> Aim
Show all lines of the listing that hold the word "required".

> Data to process
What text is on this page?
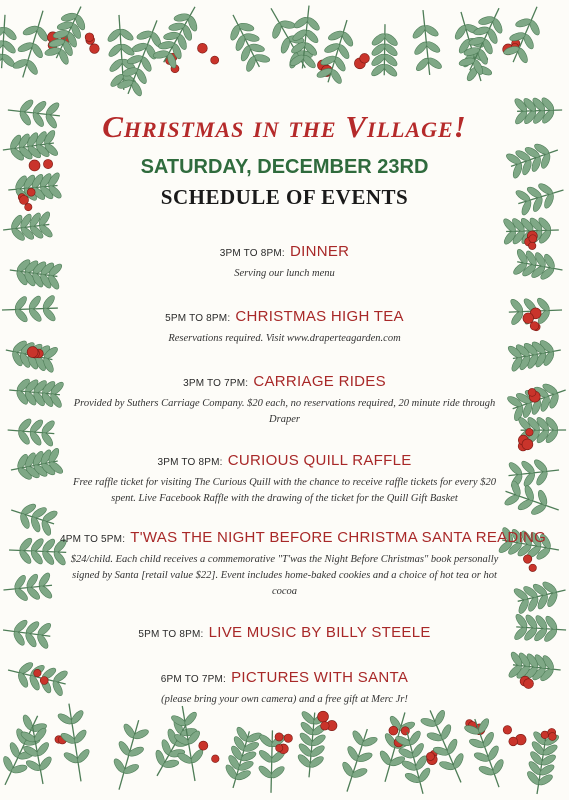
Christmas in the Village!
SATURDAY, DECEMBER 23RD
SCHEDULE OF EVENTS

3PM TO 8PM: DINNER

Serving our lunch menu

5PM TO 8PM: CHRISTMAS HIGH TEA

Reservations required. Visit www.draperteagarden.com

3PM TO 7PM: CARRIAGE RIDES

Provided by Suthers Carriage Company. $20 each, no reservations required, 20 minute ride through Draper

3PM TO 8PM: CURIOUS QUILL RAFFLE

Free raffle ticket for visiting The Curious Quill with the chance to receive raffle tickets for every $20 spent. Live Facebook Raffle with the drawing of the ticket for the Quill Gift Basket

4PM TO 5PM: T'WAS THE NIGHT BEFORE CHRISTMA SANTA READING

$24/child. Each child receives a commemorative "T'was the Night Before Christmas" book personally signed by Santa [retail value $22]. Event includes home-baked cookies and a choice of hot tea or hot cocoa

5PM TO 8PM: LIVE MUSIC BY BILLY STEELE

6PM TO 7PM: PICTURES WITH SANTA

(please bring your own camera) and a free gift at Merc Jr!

> Solution below
Reservations required. Visit www.draperteagarden.com
Provided by Suthers Carriage Company. $20 each, no reservations required, 20 minute ride through Draper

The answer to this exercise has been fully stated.